>> BEGIN

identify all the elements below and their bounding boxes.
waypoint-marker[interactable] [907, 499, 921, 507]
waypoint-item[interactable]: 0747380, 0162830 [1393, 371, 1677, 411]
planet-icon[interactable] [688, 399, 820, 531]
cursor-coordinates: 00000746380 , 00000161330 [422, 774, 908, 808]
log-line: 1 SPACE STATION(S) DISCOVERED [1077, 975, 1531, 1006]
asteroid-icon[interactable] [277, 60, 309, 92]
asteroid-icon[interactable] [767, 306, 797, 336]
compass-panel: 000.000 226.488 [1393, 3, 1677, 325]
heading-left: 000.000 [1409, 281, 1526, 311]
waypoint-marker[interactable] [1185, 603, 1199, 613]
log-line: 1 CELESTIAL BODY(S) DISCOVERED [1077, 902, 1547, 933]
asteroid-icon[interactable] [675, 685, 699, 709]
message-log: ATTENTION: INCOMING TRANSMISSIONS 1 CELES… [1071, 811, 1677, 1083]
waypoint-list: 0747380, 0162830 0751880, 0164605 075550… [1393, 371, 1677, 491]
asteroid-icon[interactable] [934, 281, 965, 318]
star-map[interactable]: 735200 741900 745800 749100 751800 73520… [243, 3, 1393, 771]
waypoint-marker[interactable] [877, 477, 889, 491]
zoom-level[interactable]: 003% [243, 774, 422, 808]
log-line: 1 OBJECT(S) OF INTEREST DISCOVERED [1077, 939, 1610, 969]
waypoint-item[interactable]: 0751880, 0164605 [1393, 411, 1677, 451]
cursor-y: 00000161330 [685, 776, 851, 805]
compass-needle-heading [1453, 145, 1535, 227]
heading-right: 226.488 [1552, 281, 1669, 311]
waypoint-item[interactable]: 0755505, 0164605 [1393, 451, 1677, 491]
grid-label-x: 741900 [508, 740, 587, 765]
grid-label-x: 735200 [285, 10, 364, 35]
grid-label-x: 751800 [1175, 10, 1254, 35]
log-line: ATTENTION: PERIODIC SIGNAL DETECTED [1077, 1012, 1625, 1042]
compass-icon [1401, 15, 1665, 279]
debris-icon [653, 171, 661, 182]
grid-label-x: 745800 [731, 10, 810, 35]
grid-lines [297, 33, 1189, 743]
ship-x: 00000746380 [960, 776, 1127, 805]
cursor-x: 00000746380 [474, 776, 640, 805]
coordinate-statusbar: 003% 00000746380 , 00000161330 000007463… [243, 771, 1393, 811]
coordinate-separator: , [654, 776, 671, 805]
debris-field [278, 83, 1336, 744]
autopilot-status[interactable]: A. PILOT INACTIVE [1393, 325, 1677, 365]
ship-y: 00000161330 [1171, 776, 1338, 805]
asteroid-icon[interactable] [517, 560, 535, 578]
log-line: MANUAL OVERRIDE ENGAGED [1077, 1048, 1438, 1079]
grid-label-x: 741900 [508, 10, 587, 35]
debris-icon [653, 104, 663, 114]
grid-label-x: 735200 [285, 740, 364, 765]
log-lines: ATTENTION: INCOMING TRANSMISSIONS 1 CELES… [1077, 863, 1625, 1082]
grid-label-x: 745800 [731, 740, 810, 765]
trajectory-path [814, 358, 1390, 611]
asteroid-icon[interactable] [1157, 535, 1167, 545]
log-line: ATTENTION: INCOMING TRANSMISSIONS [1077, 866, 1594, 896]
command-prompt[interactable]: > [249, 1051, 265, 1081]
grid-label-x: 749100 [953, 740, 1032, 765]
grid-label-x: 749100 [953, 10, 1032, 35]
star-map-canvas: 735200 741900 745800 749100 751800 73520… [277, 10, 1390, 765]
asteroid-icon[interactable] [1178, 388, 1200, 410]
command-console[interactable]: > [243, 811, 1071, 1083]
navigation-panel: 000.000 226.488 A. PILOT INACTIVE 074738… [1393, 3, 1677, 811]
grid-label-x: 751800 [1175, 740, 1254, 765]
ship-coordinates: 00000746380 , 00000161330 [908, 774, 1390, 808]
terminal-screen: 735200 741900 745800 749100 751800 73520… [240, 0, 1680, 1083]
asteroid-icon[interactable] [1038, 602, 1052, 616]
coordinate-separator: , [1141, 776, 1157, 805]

>> END

■ Description of the task: Could you repeat the data above with every "asteroid-icon" changed to "meteor-icon" and nothing else altered?

■ Solution:
identify all the elements below and their bounding boxes.
waypoint-marker[interactable] [907, 499, 921, 507]
waypoint-item[interactable]: 0747380, 0162830 [1393, 371, 1677, 411]
planet-icon[interactable] [688, 399, 820, 531]
cursor-coordinates: 00000746380 , 00000161330 [422, 774, 908, 808]
log-line: 1 SPACE STATION(S) DISCOVERED [1077, 975, 1531, 1006]
meteor-icon[interactable] [277, 60, 309, 92]
meteor-icon[interactable] [767, 306, 797, 336]
compass-panel: 000.000 226.488 [1393, 3, 1677, 325]
heading-left: 000.000 [1409, 281, 1526, 311]
waypoint-marker[interactable] [1185, 603, 1199, 613]
log-line: 1 CELESTIAL BODY(S) DISCOVERED [1077, 902, 1547, 933]
meteor-icon[interactable] [675, 685, 699, 709]
message-log: ATTENTION: INCOMING TRANSMISSIONS 1 CELES… [1071, 811, 1677, 1083]
waypoint-list: 0747380, 0162830 0751880, 0164605 075550… [1393, 371, 1677, 491]
meteor-icon[interactable] [934, 281, 965, 318]
star-map[interactable]: 735200 741900 745800 749100 751800 73520… [243, 3, 1393, 771]
waypoint-marker[interactable] [877, 477, 889, 491]
zoom-level[interactable]: 003% [243, 774, 422, 808]
log-line: 1 OBJECT(S) OF INTEREST DISCOVERED [1077, 939, 1610, 969]
waypoint-item[interactable]: 0751880, 0164605 [1393, 411, 1677, 451]
cursor-y: 00000161330 [685, 776, 851, 805]
compass-needle-heading [1453, 145, 1535, 227]
heading-right: 226.488 [1552, 281, 1669, 311]
waypoint-item[interactable]: 0755505, 0164605 [1393, 451, 1677, 491]
grid-label-x: 741900 [508, 740, 587, 765]
grid-label-x: 735200 [285, 10, 364, 35]
grid-label-x: 751800 [1175, 10, 1254, 35]
log-line: ATTENTION: PERIODIC SIGNAL DETECTED [1077, 1012, 1625, 1042]
compass-icon [1401, 15, 1665, 279]
debris-icon [653, 171, 661, 182]
grid-label-x: 745800 [731, 10, 810, 35]
grid-lines [297, 33, 1189, 743]
ship-x: 00000746380 [960, 776, 1127, 805]
cursor-x: 00000746380 [474, 776, 640, 805]
coordinate-statusbar: 003% 00000746380 , 00000161330 000007463… [243, 771, 1393, 811]
coordinate-separator: , [654, 776, 671, 805]
debris-field [278, 83, 1336, 744]
autopilot-status[interactable]: A. PILOT INACTIVE [1393, 325, 1677, 365]
ship-y: 00000161330 [1171, 776, 1338, 805]
meteor-icon[interactable] [517, 560, 535, 578]
log-line: MANUAL OVERRIDE ENGAGED [1077, 1048, 1438, 1079]
grid-label-x: 741900 [508, 10, 587, 35]
debris-icon [653, 104, 663, 114]
grid-label-x: 735200 [285, 740, 364, 765]
log-lines: ATTENTION: INCOMING TRANSMISSIONS 1 CELES… [1077, 863, 1625, 1082]
grid-label-x: 745800 [731, 740, 810, 765]
trajectory-path [814, 358, 1390, 611]
meteor-icon[interactable] [1157, 535, 1167, 545]
log-line: ATTENTION: INCOMING TRANSMISSIONS [1077, 866, 1594, 896]
command-prompt[interactable]: > [249, 1051, 265, 1081]
grid-label-x: 749100 [953, 740, 1032, 765]
grid-label-x: 749100 [953, 10, 1032, 35]
star-map-canvas: 735200 741900 745800 749100 751800 73520… [277, 10, 1390, 765]
meteor-icon[interactable] [1178, 388, 1200, 410]
command-console[interactable]: > [243, 811, 1071, 1083]
navigation-panel: 000.000 226.488 A. PILOT INACTIVE 074738… [1393, 3, 1677, 811]
grid-label-x: 751800 [1175, 740, 1254, 765]
ship-coordinates: 00000746380 , 00000161330 [908, 774, 1390, 808]
terminal-screen: 735200 741900 745800 749100 751800 73520… [240, 0, 1680, 1083]
meteor-icon[interactable] [1038, 602, 1052, 616]
coordinate-separator: , [1141, 776, 1157, 805]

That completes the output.